**A run of records:**
--- Begin ---

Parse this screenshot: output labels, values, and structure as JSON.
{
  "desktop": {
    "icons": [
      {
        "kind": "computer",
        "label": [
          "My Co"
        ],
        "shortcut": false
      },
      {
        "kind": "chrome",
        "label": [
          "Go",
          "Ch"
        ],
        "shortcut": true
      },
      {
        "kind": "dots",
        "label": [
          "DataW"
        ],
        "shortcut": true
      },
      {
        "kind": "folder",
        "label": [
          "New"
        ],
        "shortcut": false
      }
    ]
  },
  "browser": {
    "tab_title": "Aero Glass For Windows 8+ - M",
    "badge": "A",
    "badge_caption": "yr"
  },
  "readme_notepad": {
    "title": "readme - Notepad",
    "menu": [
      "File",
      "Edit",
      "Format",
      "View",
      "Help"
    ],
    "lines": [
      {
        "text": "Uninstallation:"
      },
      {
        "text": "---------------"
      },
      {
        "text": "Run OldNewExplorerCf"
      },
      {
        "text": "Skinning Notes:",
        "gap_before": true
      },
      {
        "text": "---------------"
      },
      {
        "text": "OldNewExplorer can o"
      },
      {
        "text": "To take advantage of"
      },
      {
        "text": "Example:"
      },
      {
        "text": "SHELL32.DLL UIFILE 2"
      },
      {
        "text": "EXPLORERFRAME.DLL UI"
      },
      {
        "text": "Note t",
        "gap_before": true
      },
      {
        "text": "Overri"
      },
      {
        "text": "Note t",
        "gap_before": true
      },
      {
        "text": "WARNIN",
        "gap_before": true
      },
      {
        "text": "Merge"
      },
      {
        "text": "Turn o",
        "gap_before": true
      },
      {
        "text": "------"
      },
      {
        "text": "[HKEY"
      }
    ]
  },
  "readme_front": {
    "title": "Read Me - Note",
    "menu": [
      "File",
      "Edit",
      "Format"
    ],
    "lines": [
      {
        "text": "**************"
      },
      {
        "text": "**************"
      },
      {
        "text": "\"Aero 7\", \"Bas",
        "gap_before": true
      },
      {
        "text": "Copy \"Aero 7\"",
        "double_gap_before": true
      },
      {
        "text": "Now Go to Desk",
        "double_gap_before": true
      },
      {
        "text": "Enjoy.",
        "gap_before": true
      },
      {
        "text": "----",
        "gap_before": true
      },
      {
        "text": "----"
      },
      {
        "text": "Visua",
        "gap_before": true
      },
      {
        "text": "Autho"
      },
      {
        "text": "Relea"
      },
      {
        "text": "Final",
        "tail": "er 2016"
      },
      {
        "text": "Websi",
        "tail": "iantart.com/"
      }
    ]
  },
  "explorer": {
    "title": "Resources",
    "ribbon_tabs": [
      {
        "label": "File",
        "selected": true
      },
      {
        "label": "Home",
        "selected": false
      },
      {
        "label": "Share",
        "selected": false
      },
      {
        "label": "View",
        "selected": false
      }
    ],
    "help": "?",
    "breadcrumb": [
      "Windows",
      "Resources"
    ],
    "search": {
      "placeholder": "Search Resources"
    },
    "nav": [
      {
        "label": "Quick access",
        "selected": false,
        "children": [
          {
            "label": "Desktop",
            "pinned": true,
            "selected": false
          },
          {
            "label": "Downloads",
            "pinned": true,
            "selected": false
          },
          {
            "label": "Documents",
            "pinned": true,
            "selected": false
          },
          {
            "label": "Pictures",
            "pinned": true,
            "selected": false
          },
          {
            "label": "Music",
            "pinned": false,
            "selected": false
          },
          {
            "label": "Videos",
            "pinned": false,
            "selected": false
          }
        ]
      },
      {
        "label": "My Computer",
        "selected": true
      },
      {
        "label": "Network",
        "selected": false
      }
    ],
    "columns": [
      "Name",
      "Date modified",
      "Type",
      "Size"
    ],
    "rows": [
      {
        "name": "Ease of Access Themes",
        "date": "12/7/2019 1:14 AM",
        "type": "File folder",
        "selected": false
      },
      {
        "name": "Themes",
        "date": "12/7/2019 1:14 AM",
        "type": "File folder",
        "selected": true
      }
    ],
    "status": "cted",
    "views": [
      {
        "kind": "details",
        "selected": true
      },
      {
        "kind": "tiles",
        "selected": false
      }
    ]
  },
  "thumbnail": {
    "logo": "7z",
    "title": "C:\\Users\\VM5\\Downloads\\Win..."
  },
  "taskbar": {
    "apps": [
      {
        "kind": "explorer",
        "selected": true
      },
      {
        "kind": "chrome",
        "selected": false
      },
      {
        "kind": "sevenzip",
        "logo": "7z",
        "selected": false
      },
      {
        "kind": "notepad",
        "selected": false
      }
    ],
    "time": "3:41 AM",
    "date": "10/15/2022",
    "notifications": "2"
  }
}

--- End ---

**Objective:** Transcribe all of the lines in the records precisely.

**Solution to the problem:**
Parse this screenshot: output labels, values, and structure as JSON.
{
  "desktop": {
    "icons": [
      {
        "kind": "computer",
        "label": [
          "My Co"
        ],
        "shortcut": false
      },
      {
        "kind": "chrome",
        "label": [
          "Go",
          "Ch"
        ],
        "shortcut": true
      },
      {
        "kind": "dots",
        "label": [
          "DataW"
        ],
        "shortcut": true
      },
      {
        "kind": "folder",
        "label": [
          "New"
        ],
        "shortcut": false
      }
    ]
  },
  "browser": {
    "tab_title": "Aero Glass For Windows 8+ - M",
    "badge": "A",
    "badge_caption": "yr"
  },
  "readme_notepad": {
    "title": "readme - Notepad",
    "menu": [
      "File",
      "Edit",
      "Format",
      "View",
      "Help"
    ],
    "lines": [
      {
        "text": "Uninstallation:"
      },
      {
        "text": "---------------"
      },
      {
        "text": "Run OldNewExplorerCf"
      },
      {
        "text": "Skinning Notes:",
        "gap_before": true
      },
      {
        "text": "---------------"
      },
      {
        "text": "OldNewExplorer can o"
      },
      {
        "text": "To take advantage of"
      },
      {
        "text": "Example:"
      },
      {
        "text": "SHELL32.DLL UIFILE 2"
      },
      {
        "text": "EXPLORERFRAME.DLL UI"
      },
      {
        "text": "Note t",
        "gap_before": true
      },
      {
        "text": "Overri"
      },
      {
        "text": "Note t",
        "gap_before": true
      },
      {
        "text": "WARNIN",
        "gap_before": true
      },
      {
        "text": "Merge"
      },
      {
        "text": "Turn o",
        "gap_before": true
      },
      {
        "text": "------"
      },
      {
        "text": "[HKEY"
      }
    ]
  },
  "readme_front": {
    "title": "Read Me - Note",
    "menu": [
      "File",
      "Edit",
      "Format"
    ],
    "lines": [
      {
        "text": "**************"
      },
      {
        "text": "**************"
      },
      {
        "text": "\"Aero 7\", \"Bas",
        "gap_before": true
      },
      {
        "text": "Copy \"Aero 7\"",
        "double_gap_before": true
      },
      {
        "text": "Now Go to Desk",
        "double_gap_before": true
      },
      {
        "text": "Enjoy.",
        "gap_before": true
      },
      {
        "text": "----",
        "gap_before": true
      },
      {
        "text": "----"
      },
      {
        "text": "Visua",
        "gap_before": true
      },
      {
        "text": "Autho"
      },
      {
        "text": "Relea"
      },
      {
        "text": "Final",
        "tail": "er 2016"
      },
      {
        "text": "Websi",
        "tail": "iantart.com/"
      }
    ]
  },
  "explorer": {
    "title": "Resources",
    "ribbon_tabs": [
      {
        "label": "File",
        "selected": true
      },
      {
        "label": "Home",
        "selected": false
      },
      {
        "label": "Share",
        "selected": false
      },
      {
        "label": "View",
        "selected": false
      }
    ],
    "help": "?",
    "breadcrumb": [
      "Windows",
      "Resources"
    ],
    "search": {
      "placeholder": "Search Resources"
    },
    "nav": [
      {
        "label": "Quick access",
        "selected": false,
        "children": [
          {
            "label": "Desktop",
            "pinned": true,
            "selected": false
          },
          {
            "label": "Downloads",
            "pinned": true,
            "selected": false
          },
          {
            "label": "Documents",
            "pinned": true,
            "selected": false
          },
          {
            "label": "Pictures",
            "pinned": true,
            "selected": false
          },
          {
            "label": "Music",
            "pinned": false,
            "selected": false
          },
          {
            "label": "Videos",
            "pinned": false,
            "selected": false
          }
        ]
      },
      {
        "label": "My Computer",
        "selected": true
      },
      {
        "label": "Network",
        "selected": false
      }
    ],
    "columns": [
      "Name",
      "Date modified",
      "Type",
      "Size"
    ],
    "rows": [
      {
        "name": "Ease of Access Themes",
        "date": "12/7/2019 1:14 AM",
        "type": "File folder",
        "selected": false
      },
      {
        "name": "Themes",
        "date": "12/7/2019 1:14 AM",
        "type": "File folder",
        "selected": true
      }
    ],
    "status": "cted",
    "views": [
      {
        "kind": "details",
        "selected": true
      },
      {
        "kind": "tiles",
        "selected": false
      }
    ]
  },
  "thumbnail": {
    "logo": "7z",
    "title": "C:\\Users\\VM5\\Downloads\\Win..."
  },
  "taskbar": {
    "apps": [
      {
        "kind": "explorer",
        "selected": true
      },
      {
        "kind": "chrome",
        "selected": false
      },
      {
        "kind": "sevenzip",
        "logo": "7z",
        "selected": false
      },
      {
        "kind": "notepad",
        "selected": false
      }
    ],
    "time": "3:41 AM",
    "date": "10/15/2022",
    "notifications": "2"
  }
}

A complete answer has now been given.